§ **Short exercise**: Records follow. Pull out every line that contains "this".

(Lines of data)
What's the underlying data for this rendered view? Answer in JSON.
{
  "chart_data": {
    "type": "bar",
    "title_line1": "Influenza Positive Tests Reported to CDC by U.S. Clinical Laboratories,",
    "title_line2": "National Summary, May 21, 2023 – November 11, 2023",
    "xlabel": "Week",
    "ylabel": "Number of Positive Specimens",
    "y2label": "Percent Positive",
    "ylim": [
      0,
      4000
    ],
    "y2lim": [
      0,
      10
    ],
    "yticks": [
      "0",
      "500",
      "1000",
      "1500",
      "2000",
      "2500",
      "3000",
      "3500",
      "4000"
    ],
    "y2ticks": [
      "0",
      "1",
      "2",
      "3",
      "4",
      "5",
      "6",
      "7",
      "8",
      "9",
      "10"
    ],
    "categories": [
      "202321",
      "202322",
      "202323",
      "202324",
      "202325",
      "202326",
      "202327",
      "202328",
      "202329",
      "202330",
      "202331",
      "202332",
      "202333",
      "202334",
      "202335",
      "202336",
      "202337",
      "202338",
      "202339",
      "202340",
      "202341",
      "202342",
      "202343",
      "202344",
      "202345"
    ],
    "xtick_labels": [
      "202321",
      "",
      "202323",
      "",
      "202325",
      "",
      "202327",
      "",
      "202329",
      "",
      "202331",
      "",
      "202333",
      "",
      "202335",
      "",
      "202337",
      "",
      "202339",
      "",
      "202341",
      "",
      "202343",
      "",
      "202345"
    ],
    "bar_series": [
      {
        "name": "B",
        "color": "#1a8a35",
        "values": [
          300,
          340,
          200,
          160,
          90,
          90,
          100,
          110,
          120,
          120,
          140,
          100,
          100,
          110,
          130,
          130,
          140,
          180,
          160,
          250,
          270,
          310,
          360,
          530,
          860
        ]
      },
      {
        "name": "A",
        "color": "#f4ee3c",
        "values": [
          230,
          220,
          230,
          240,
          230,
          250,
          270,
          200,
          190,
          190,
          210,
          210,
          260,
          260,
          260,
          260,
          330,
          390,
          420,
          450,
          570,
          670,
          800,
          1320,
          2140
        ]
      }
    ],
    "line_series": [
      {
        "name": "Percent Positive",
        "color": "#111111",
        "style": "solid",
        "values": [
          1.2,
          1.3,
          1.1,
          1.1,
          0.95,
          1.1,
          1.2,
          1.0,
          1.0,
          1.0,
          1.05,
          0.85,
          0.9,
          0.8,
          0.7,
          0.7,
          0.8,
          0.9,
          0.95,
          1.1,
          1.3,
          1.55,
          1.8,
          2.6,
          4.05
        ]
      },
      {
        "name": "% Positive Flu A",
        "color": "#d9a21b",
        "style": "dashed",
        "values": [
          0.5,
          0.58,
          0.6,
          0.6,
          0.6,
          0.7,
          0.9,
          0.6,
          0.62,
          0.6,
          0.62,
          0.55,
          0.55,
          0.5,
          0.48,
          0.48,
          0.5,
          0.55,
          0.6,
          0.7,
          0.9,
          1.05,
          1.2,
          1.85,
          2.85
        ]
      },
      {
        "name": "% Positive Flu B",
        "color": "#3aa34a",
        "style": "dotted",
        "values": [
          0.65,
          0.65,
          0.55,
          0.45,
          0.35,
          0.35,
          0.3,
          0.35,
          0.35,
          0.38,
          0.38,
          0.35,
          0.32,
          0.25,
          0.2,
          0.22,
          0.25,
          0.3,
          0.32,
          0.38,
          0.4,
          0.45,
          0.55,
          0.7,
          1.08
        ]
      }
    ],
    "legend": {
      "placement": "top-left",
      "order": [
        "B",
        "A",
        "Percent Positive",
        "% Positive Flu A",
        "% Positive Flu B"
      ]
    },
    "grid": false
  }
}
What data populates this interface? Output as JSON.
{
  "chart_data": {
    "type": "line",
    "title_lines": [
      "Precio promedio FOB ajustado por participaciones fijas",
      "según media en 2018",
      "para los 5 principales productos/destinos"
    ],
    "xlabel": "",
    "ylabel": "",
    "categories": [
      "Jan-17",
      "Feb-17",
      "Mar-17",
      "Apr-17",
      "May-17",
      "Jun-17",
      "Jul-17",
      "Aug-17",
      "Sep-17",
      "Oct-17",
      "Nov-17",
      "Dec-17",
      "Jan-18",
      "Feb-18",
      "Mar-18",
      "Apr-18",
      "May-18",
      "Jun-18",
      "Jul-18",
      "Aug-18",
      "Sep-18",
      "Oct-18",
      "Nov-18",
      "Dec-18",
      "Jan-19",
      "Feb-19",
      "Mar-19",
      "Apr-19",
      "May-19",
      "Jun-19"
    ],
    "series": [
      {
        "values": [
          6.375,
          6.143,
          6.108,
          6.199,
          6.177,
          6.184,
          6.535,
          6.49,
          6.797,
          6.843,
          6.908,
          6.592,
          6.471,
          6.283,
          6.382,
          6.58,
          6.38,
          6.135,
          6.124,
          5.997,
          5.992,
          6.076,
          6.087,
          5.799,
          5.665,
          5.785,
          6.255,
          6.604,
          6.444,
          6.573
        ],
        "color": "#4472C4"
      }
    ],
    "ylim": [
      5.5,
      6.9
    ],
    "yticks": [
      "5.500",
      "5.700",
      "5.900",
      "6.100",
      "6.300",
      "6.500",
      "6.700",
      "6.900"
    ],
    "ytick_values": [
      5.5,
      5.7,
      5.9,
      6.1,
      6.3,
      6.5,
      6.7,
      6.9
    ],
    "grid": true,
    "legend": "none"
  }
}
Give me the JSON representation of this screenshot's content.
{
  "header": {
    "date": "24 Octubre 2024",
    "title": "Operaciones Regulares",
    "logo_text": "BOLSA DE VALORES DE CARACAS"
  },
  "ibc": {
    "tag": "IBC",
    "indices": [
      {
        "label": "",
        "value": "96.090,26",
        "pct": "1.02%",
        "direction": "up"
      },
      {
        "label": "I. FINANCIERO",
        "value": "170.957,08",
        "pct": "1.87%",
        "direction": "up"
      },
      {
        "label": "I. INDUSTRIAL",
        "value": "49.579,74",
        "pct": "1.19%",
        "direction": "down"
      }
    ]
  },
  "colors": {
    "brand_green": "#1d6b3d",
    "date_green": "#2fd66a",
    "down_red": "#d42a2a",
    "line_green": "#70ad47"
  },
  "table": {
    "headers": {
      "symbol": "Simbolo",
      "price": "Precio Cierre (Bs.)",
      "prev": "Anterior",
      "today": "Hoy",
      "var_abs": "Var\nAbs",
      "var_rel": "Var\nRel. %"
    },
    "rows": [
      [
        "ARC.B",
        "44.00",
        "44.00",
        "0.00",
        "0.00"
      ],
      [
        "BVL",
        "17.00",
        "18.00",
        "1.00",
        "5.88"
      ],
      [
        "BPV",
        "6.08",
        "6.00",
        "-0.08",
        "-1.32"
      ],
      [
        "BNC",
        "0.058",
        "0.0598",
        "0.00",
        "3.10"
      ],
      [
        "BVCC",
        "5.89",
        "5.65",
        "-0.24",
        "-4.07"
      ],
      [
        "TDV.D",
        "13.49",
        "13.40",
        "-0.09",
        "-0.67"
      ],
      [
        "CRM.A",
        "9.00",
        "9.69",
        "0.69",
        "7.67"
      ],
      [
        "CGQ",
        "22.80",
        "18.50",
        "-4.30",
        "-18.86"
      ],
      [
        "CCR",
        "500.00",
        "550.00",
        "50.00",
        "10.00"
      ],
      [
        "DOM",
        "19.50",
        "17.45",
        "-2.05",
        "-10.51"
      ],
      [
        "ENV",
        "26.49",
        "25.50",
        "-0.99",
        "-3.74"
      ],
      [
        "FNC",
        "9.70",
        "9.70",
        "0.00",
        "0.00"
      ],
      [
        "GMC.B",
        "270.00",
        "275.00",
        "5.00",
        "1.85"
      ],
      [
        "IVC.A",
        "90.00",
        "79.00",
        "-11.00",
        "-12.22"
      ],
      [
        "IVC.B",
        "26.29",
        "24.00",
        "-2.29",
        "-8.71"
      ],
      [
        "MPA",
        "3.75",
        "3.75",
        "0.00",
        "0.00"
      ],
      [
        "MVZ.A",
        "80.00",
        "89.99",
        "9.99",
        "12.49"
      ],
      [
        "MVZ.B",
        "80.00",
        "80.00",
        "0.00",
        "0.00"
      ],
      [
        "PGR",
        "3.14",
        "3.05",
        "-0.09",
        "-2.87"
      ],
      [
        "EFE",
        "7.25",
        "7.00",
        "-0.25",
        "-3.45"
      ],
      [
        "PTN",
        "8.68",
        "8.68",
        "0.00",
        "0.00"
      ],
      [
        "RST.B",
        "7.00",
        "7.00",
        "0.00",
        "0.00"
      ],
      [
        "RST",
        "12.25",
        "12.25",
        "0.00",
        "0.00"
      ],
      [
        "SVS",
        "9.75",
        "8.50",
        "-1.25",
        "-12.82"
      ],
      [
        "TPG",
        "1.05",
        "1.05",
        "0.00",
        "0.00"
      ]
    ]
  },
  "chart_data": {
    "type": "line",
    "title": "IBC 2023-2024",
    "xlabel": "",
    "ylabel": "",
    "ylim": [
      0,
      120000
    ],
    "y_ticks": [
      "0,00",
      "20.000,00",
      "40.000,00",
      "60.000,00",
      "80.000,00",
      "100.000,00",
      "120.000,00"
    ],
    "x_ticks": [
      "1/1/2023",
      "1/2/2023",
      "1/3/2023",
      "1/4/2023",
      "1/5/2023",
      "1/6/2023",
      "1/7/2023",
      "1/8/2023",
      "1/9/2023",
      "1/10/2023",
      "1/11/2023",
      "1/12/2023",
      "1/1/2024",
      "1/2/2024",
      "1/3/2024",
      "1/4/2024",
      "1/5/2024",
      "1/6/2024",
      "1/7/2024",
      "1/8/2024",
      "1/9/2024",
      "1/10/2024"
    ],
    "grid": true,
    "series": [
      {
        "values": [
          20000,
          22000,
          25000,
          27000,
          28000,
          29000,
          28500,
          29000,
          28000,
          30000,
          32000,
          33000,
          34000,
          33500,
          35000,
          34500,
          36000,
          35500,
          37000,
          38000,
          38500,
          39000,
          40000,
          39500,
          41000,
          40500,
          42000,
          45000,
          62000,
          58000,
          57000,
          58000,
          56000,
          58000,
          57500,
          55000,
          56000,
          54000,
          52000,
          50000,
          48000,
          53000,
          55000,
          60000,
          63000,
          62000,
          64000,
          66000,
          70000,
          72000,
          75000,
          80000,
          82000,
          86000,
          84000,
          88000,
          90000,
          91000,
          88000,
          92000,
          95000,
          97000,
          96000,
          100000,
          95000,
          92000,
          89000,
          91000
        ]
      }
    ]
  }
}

§ **Task result**:
What's the underlying data for this rendered view? Answer in JSON.
What data populates this interface? Output as JSON.
Give me the JSON representation of this screenshot's content.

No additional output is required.